▶ _What the task asks_
Return the records that follow unaltered. Omit every picture.

▶ _Given records_
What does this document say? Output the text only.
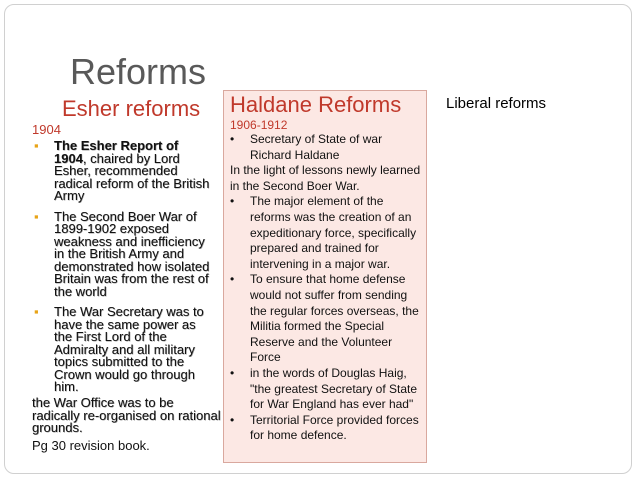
Reforms
Liberal reforms
Esher reforms
1904
▪ The Esher Report of 1904, chaired by Lord Esher, recommended radical reform of the British Army
▪ The Second Boer War of 1899-1902 exposed weakness and inefficiency in the British Army and demonstrated how isolated Britain was from the rest of the world
▪ The War Secretary was to have the same power as the First Lord of the Admiralty and all military topics submitted to the Crown would go through him.
the War Office was to be radically re-organised on rational grounds.
Pg 30 revision book.
Haldane Reforms
1906-1912
• Secretary of State of war Richard Haldane
In the light of lessons newly learned in the Second Boer War.
• The major element of the reforms was the creation of an expeditionary force, specifically prepared and trained for intervening in a major war.
• To ensure that home defense would not suffer from sending the regular forces overseas, the Militia formed the Special Reserve and the Volunteer Force
• in the words of Douglas Haig, "the greatest Secretary of State for War England has ever had"
• Territorial Force provided forces for home defence.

▶ _Correct answer_
What does this document say? Output the text only.
Reforms
Liberal reforms
Esher reforms
1904
▪ The Esher Report of 1904, chaired by Lord Esher, recommended radical reform of the British Army
▪ The Second Boer War of 1899-1902 exposed weakness and inefficiency in the British Army and demonstrated how isolated Britain was from the rest of the world
▪ The War Secretary was to have the same power as the First Lord of the Admiralty and all military topics submitted to the Crown would go through him.
the War Office was to be radically re-organised on rational grounds.
Pg 30 revision book.
Haldane Reforms
1906-1912
• Secretary of State of war Richard Haldane
In the light of lessons newly learned in the Second Boer War.
• The major element of the reforms was the creation of an expeditionary force, specifically prepared and trained for intervening in a major war.
• To ensure that home defense would not suffer from sending the regular forces overseas, the Militia formed the Special Reserve and the Volunteer Force
• in the words of Douglas Haig, "the greatest Secretary of State for War England has ever had"
• Territorial Force provided forces for home defence.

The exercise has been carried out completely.